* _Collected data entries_
+++

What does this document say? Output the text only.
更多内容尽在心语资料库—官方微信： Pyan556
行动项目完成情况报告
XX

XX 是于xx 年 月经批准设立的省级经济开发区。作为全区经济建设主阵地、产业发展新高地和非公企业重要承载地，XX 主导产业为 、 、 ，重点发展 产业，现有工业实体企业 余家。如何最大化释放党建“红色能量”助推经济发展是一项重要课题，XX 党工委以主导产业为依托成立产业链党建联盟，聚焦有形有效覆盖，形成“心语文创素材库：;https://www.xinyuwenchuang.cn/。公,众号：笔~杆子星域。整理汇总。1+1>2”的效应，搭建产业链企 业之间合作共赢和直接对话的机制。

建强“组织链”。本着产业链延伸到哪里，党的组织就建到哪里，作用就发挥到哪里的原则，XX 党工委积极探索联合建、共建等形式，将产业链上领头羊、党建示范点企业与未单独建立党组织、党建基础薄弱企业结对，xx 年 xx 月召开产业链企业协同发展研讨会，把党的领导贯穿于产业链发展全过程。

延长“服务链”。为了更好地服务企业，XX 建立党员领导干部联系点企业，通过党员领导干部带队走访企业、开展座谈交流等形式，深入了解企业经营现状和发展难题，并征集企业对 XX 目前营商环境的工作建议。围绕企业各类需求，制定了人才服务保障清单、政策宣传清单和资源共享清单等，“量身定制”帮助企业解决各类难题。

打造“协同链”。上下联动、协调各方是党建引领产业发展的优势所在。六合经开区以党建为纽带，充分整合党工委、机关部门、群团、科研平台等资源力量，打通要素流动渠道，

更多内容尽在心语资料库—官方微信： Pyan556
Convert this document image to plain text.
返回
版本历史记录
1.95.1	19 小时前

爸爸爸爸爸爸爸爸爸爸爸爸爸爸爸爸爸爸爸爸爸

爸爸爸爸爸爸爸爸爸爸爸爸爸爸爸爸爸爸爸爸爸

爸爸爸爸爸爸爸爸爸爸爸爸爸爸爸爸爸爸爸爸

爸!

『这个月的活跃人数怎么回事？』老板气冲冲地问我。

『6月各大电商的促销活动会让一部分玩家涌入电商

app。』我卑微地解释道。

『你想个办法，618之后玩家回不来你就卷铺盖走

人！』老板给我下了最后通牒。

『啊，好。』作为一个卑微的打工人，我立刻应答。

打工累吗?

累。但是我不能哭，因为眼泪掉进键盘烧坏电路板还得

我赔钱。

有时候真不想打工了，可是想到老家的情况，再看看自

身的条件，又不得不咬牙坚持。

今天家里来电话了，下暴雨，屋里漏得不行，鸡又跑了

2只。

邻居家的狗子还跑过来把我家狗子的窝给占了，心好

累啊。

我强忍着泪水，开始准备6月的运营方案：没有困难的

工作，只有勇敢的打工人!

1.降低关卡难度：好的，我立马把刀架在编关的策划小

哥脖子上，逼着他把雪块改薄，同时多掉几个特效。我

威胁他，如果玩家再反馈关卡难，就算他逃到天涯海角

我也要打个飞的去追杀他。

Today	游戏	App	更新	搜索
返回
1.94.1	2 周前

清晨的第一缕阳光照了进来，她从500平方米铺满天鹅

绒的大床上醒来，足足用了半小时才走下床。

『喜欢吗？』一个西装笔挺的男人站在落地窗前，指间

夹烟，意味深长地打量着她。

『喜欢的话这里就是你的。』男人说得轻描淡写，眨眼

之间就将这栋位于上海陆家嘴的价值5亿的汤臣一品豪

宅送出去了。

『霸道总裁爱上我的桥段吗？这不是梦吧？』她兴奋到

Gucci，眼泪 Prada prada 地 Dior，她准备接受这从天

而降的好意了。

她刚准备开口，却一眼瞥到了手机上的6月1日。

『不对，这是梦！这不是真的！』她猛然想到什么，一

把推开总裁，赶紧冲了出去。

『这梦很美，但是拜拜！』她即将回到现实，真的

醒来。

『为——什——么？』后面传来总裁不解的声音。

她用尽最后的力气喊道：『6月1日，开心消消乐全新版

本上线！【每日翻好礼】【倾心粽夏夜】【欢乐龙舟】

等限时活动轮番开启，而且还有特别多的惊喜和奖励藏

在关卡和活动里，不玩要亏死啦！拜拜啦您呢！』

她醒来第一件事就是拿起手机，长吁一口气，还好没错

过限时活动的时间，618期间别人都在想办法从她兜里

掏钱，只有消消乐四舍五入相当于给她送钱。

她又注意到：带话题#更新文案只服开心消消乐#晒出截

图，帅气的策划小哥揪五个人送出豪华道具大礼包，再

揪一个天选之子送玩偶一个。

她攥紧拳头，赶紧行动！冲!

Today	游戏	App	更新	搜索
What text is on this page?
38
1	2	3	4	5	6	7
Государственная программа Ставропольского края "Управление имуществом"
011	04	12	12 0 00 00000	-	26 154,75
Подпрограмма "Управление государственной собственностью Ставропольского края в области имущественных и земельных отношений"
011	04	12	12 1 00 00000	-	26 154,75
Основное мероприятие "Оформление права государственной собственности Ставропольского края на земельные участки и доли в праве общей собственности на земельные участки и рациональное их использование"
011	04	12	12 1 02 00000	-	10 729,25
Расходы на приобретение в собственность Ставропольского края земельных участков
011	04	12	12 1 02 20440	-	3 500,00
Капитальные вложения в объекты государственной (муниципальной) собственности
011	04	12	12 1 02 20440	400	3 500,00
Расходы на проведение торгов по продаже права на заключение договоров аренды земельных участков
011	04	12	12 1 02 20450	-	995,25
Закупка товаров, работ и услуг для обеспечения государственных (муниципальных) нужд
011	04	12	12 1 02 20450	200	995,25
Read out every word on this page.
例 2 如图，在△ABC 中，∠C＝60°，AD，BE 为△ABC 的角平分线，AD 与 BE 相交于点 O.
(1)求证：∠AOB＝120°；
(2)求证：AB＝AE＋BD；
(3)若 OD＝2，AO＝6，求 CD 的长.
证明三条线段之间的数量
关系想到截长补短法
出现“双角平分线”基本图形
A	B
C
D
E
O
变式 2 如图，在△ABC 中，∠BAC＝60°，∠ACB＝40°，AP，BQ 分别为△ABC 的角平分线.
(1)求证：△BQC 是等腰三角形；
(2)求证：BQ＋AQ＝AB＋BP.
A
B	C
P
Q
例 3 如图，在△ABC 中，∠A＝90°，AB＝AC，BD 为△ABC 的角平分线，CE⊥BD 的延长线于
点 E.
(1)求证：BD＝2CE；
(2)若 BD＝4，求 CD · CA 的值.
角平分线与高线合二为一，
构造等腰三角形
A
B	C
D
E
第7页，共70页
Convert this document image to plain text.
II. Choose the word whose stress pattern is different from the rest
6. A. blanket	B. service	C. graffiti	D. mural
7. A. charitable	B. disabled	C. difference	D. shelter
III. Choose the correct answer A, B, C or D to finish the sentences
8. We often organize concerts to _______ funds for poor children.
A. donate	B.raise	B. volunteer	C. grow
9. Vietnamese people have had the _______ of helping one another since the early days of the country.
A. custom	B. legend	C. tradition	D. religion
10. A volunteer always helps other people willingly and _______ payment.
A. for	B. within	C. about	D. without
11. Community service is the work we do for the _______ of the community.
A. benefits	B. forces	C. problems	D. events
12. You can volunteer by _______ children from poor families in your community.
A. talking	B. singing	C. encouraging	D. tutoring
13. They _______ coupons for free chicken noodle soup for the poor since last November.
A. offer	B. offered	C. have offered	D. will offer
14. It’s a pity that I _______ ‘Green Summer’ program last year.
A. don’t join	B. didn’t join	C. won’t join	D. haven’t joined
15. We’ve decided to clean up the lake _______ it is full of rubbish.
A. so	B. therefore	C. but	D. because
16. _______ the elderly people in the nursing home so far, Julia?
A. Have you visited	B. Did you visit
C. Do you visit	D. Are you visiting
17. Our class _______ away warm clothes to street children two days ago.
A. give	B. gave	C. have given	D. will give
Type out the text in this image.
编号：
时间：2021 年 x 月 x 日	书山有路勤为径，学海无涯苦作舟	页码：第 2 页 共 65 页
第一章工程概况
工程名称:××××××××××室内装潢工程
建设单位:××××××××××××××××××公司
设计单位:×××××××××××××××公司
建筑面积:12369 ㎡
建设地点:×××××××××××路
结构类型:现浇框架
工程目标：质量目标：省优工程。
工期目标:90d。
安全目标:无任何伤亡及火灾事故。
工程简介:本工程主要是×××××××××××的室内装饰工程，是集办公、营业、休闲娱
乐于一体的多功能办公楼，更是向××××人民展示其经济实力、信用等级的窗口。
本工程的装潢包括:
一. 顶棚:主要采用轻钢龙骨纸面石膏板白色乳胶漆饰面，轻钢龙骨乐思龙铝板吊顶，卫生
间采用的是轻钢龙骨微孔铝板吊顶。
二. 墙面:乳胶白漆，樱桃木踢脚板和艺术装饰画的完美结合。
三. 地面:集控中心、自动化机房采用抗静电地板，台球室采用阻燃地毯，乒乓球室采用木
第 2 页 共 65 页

+++

* _GOAL_
Search the entries for "text" and copy out each line that has it.

* _OUTPUT OF THE TASK_
What does this document say? Output the text only.
Convert this document image to plain text.
What text is on this page?
Convert this document image to plain text.
Type out the text in this image.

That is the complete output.